◆ **Given information**
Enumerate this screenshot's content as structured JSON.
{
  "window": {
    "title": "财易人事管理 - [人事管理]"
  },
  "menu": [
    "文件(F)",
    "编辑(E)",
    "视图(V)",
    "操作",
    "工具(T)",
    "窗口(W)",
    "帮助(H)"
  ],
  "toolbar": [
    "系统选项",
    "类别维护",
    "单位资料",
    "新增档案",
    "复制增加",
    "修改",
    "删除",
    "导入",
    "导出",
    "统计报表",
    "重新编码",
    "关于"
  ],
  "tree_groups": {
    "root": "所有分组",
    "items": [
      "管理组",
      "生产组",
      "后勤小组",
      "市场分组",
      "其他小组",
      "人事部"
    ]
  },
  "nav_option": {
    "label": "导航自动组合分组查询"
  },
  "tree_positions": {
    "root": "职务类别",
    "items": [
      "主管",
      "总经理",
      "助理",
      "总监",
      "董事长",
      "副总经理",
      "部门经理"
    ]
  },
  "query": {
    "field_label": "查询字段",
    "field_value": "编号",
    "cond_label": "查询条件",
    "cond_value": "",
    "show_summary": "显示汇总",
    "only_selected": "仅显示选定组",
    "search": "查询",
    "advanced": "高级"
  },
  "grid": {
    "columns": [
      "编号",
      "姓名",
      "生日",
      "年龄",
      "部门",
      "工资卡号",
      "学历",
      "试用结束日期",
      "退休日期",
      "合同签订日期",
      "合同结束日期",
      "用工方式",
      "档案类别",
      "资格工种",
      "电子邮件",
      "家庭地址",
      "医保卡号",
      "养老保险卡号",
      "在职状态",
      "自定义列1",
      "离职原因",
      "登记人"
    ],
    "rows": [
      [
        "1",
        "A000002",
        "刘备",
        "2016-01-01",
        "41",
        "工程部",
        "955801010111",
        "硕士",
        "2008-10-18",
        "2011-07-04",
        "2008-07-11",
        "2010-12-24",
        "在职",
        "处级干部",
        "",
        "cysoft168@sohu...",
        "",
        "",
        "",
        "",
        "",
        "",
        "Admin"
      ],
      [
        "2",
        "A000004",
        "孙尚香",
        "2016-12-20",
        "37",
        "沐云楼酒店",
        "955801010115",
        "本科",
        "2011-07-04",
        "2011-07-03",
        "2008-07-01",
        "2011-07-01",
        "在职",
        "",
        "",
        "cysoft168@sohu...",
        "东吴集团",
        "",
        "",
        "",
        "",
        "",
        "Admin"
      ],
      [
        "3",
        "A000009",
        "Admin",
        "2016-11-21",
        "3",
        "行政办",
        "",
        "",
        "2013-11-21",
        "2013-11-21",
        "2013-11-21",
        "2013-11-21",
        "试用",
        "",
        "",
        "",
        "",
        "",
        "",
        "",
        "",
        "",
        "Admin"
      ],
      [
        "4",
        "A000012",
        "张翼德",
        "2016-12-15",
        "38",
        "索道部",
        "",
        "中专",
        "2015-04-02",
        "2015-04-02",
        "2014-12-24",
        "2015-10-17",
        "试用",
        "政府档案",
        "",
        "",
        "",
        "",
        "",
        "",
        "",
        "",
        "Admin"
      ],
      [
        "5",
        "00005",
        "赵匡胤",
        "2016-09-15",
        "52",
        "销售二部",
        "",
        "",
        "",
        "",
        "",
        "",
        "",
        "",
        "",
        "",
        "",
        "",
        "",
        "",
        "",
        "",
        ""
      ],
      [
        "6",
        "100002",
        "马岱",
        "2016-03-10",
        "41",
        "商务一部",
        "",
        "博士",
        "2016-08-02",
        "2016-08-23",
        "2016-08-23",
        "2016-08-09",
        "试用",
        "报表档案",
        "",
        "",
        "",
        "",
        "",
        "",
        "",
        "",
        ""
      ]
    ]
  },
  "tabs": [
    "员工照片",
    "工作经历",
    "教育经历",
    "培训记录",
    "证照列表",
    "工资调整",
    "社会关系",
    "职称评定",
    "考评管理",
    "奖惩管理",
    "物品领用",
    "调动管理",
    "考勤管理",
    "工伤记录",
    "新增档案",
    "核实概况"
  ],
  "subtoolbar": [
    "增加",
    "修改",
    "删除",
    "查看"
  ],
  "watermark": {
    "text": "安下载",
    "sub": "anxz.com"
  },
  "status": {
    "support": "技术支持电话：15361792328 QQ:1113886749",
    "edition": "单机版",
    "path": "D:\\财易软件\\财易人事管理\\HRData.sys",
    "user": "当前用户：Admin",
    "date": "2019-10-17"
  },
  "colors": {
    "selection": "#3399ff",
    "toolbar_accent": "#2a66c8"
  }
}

◆ **Task statement**
Using the listing above, retype each line exactly.

◆ **Solution**
Enumerate this screenshot's content as structured JSON.
{
  "window": {
    "title": "财易人事管理 - [人事管理]"
  },
  "menu": [
    "文件(F)",
    "编辑(E)",
    "视图(V)",
    "操作",
    "工具(T)",
    "窗口(W)",
    "帮助(H)"
  ],
  "toolbar": [
    "系统选项",
    "类别维护",
    "单位资料",
    "新增档案",
    "复制增加",
    "修改",
    "删除",
    "导入",
    "导出",
    "统计报表",
    "重新编码",
    "关于"
  ],
  "tree_groups": {
    "root": "所有分组",
    "items": [
      "管理组",
      "生产组",
      "后勤小组",
      "市场分组",
      "其他小组",
      "人事部"
    ]
  },
  "nav_option": {
    "label": "导航自动组合分组查询"
  },
  "tree_positions": {
    "root": "职务类别",
    "items": [
      "主管",
      "总经理",
      "助理",
      "总监",
      "董事长",
      "副总经理",
      "部门经理"
    ]
  },
  "query": {
    "field_label": "查询字段",
    "field_value": "编号",
    "cond_label": "查询条件",
    "cond_value": "",
    "show_summary": "显示汇总",
    "only_selected": "仅显示选定组",
    "search": "查询",
    "advanced": "高级"
  },
  "grid": {
    "columns": [
      "编号",
      "姓名",
      "生日",
      "年龄",
      "部门",
      "工资卡号",
      "学历",
      "试用结束日期",
      "退休日期",
      "合同签订日期",
      "合同结束日期",
      "用工方式",
      "档案类别",
      "资格工种",
      "电子邮件",
      "家庭地址",
      "医保卡号",
      "养老保险卡号",
      "在职状态",
      "自定义列1",
      "离职原因",
      "登记人"
    ],
    "rows": [
      [
        "1",
        "A000002",
        "刘备",
        "2016-01-01",
        "41",
        "工程部",
        "955801010111",
        "硕士",
        "2008-10-18",
        "2011-07-04",
        "2008-07-11",
        "2010-12-24",
        "在职",
        "处级干部",
        "",
        "cysoft168@sohu...",
        "",
        "",
        "",
        "",
        "",
        "",
        "Admin"
      ],
      [
        "2",
        "A000004",
        "孙尚香",
        "2016-12-20",
        "37",
        "沐云楼酒店",
        "955801010115",
        "本科",
        "2011-07-04",
        "2011-07-03",
        "2008-07-01",
        "2011-07-01",
        "在职",
        "",
        "",
        "cysoft168@sohu...",
        "东吴集团",
        "",
        "",
        "",
        "",
        "",
        "Admin"
      ],
      [
        "3",
        "A000009",
        "Admin",
        "2016-11-21",
        "3",
        "行政办",
        "",
        "",
        "2013-11-21",
        "2013-11-21",
        "2013-11-21",
        "2013-11-21",
        "试用",
        "",
        "",
        "",
        "",
        "",
        "",
        "",
        "",
        "",
        "Admin"
      ],
      [
        "4",
        "A000012",
        "张翼德",
        "2016-12-15",
        "38",
        "索道部",
        "",
        "中专",
        "2015-04-02",
        "2015-04-02",
        "2014-12-24",
        "2015-10-17",
        "试用",
        "政府档案",
        "",
        "",
        "",
        "",
        "",
        "",
        "",
        "",
        "Admin"
      ],
      [
        "5",
        "00005",
        "赵匡胤",
        "2016-09-15",
        "52",
        "销售二部",
        "",
        "",
        "",
        "",
        "",
        "",
        "",
        "",
        "",
        "",
        "",
        "",
        "",
        "",
        "",
        "",
        ""
      ],
      [
        "6",
        "100002",
        "马岱",
        "2016-03-10",
        "41",
        "商务一部",
        "",
        "博士",
        "2016-08-02",
        "2016-08-23",
        "2016-08-23",
        "2016-08-09",
        "试用",
        "报表档案",
        "",
        "",
        "",
        "",
        "",
        "",
        "",
        "",
        ""
      ]
    ]
  },
  "tabs": [
    "员工照片",
    "工作经历",
    "教育经历",
    "培训记录",
    "证照列表",
    "工资调整",
    "社会关系",
    "职称评定",
    "考评管理",
    "奖惩管理",
    "物品领用",
    "调动管理",
    "考勤管理",
    "工伤记录",
    "新增档案",
    "核实概况"
  ],
  "subtoolbar": [
    "增加",
    "修改",
    "删除",
    "查看"
  ],
  "watermark": {
    "text": "安下载",
    "sub": "anxz.com"
  },
  "status": {
    "support": "技术支持电话：15361792328 QQ:1113886749",
    "edition": "单机版",
    "path": "D:\\财易软件\\财易人事管理\\HRData.sys",
    "user": "当前用户：Admin",
    "date": "2019-10-17"
  },
  "colors": {
    "selection": "#3399ff",
    "toolbar_accent": "#2a66c8"
  }
}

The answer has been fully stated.